## Exercise requirements
Count the lines in the entries that contain the string "this". State nothing but the number.

___ Entries supplied ___

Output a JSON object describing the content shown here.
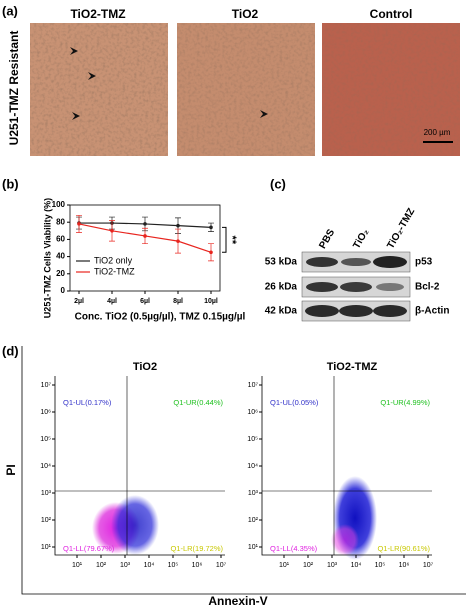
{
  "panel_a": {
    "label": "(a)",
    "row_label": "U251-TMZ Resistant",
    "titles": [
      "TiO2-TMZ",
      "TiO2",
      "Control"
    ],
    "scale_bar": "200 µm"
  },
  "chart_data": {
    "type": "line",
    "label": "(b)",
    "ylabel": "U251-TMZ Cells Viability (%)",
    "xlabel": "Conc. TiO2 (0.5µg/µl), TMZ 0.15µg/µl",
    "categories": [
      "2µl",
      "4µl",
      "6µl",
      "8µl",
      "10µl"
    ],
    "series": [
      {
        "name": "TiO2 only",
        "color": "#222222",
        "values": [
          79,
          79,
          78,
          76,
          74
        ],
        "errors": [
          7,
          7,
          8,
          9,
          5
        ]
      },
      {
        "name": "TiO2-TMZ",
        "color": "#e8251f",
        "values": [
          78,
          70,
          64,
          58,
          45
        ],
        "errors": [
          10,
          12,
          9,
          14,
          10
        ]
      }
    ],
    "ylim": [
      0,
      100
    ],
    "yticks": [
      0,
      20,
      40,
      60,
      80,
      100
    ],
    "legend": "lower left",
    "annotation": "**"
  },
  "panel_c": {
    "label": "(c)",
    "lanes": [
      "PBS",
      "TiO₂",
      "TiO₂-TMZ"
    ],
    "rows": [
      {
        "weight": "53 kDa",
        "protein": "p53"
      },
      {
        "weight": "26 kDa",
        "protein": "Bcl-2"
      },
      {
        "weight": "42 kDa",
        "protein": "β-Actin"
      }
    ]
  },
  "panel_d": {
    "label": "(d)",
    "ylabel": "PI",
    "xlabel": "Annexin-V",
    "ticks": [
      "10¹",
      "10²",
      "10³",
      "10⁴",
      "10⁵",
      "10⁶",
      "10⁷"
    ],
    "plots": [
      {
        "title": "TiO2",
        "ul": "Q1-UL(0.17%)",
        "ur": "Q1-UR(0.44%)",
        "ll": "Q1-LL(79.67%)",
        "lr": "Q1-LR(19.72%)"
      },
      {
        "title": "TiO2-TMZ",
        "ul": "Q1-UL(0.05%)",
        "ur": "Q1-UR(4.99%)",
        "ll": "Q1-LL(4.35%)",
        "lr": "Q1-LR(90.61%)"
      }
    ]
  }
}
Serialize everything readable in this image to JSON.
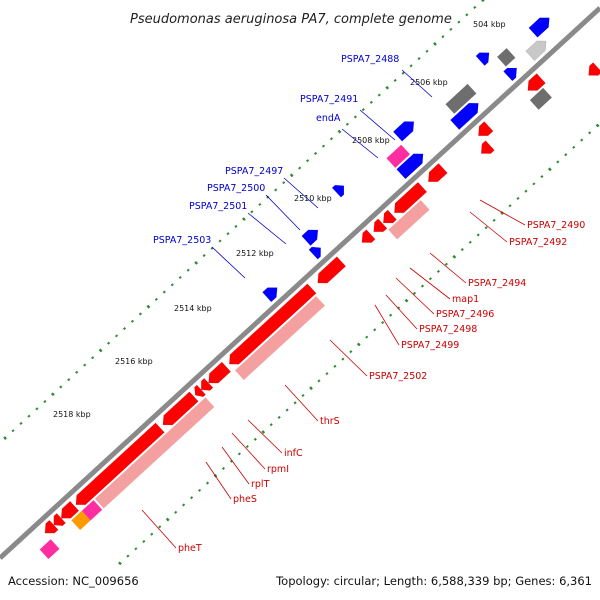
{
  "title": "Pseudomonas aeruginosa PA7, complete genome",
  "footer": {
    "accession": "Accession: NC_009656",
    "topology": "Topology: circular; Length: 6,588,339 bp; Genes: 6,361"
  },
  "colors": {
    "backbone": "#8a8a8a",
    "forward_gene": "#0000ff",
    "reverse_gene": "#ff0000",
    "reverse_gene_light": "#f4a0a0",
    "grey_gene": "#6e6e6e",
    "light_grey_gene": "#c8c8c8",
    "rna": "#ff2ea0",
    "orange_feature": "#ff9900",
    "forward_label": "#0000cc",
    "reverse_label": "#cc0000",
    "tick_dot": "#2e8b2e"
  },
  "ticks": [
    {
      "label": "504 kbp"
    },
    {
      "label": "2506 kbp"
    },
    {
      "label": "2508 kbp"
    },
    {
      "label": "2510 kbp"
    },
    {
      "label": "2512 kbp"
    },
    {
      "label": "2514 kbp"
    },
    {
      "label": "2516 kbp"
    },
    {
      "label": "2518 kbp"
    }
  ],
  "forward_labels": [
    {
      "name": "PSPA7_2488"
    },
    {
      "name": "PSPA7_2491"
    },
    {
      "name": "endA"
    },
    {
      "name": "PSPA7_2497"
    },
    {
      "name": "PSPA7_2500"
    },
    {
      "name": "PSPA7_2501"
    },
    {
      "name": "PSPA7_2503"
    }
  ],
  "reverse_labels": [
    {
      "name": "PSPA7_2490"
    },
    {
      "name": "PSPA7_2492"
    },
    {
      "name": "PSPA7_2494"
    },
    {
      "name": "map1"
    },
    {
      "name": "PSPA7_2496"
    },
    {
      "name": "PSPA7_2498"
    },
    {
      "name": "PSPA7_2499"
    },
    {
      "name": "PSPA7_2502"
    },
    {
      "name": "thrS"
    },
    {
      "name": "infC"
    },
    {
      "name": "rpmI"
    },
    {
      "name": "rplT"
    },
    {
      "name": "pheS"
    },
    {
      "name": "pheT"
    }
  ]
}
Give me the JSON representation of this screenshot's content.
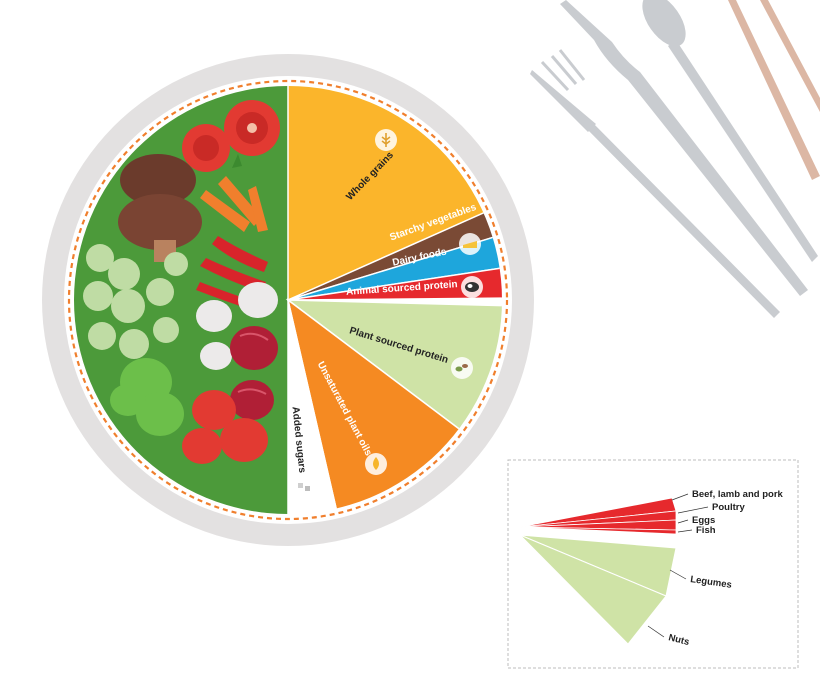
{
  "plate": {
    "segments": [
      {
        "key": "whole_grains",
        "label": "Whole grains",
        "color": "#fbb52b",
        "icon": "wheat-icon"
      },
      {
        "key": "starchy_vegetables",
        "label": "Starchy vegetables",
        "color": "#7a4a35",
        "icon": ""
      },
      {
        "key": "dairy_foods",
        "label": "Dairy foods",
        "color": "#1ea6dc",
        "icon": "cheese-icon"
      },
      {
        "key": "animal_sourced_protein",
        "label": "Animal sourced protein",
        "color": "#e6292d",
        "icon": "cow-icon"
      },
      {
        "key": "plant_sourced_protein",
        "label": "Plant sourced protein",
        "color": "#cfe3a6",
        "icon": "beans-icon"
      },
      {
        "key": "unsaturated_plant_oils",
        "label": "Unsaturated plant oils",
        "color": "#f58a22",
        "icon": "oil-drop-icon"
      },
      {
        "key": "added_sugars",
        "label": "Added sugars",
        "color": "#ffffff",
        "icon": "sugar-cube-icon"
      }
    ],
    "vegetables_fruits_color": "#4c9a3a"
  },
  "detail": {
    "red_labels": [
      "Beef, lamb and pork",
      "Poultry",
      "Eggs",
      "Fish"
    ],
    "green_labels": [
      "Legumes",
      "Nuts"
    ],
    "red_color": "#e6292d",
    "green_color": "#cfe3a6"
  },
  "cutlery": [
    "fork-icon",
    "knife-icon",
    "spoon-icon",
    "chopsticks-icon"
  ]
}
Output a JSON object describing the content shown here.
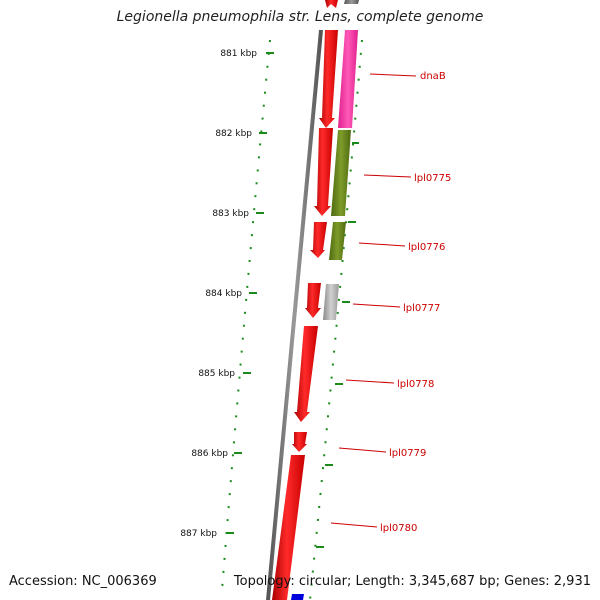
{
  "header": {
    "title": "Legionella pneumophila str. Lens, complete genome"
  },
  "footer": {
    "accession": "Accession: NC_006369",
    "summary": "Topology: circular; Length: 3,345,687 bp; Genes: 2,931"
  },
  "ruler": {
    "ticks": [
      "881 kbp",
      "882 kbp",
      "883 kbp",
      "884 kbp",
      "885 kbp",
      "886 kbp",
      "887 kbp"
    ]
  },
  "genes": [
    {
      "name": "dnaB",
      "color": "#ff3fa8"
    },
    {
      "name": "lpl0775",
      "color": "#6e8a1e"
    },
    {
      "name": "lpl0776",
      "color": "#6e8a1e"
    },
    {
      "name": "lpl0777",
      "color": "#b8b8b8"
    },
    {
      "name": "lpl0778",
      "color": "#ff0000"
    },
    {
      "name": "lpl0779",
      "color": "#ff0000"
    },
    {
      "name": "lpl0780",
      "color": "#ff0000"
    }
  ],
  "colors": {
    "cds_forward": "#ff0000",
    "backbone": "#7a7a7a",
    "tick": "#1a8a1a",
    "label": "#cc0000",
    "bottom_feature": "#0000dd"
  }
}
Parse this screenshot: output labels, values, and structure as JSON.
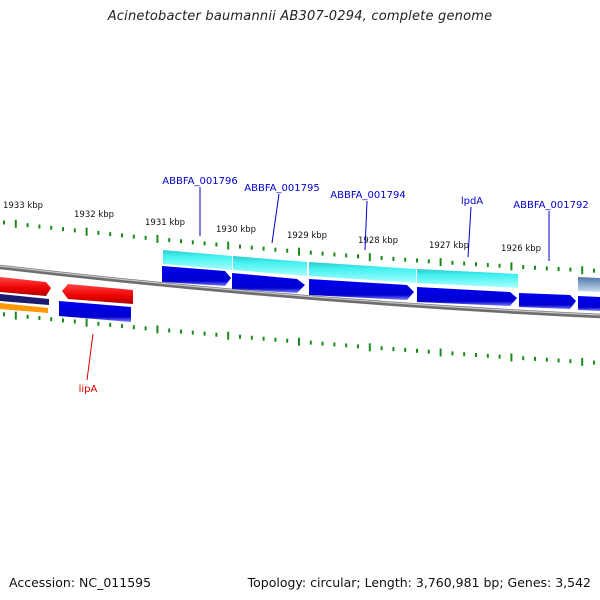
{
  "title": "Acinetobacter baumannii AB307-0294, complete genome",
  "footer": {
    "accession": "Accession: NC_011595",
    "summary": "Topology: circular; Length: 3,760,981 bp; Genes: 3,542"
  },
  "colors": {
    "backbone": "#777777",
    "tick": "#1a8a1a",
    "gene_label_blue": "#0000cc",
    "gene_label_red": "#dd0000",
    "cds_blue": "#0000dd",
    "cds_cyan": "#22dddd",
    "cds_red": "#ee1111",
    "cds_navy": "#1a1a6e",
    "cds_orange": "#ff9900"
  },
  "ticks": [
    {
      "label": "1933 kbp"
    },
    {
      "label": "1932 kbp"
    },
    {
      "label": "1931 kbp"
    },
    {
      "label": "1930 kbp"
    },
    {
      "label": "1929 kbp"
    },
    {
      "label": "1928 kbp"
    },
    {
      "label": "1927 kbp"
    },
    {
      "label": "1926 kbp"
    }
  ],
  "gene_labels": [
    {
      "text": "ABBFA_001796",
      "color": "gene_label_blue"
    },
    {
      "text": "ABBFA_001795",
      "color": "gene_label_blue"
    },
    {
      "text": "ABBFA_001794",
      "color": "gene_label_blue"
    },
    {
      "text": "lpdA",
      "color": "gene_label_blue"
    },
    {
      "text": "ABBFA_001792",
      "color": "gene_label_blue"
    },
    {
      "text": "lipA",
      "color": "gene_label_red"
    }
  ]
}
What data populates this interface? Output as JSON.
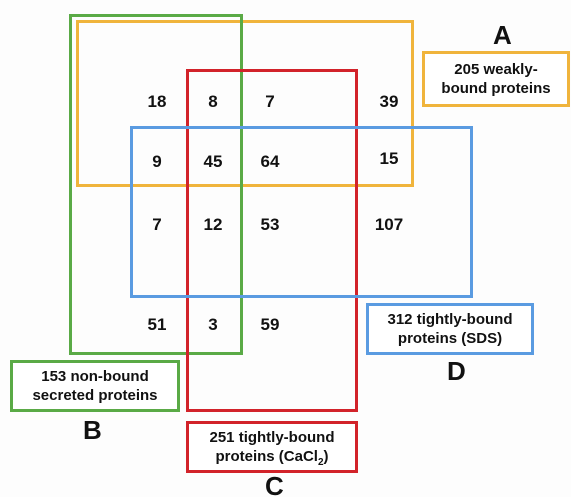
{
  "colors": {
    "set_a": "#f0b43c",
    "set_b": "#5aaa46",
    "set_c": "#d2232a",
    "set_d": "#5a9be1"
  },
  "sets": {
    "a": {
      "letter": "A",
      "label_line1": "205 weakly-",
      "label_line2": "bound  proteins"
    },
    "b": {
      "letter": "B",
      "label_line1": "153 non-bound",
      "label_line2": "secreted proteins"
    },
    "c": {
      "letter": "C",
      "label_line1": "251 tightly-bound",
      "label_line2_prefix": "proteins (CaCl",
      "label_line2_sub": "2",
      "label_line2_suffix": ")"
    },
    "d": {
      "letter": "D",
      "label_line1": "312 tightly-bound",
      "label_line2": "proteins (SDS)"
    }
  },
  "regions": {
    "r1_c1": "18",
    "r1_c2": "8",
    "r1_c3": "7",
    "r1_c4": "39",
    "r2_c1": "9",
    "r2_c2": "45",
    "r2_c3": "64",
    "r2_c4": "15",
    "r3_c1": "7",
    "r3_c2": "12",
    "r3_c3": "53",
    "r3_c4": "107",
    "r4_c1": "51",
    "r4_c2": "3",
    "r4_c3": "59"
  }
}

___

## Solution below
4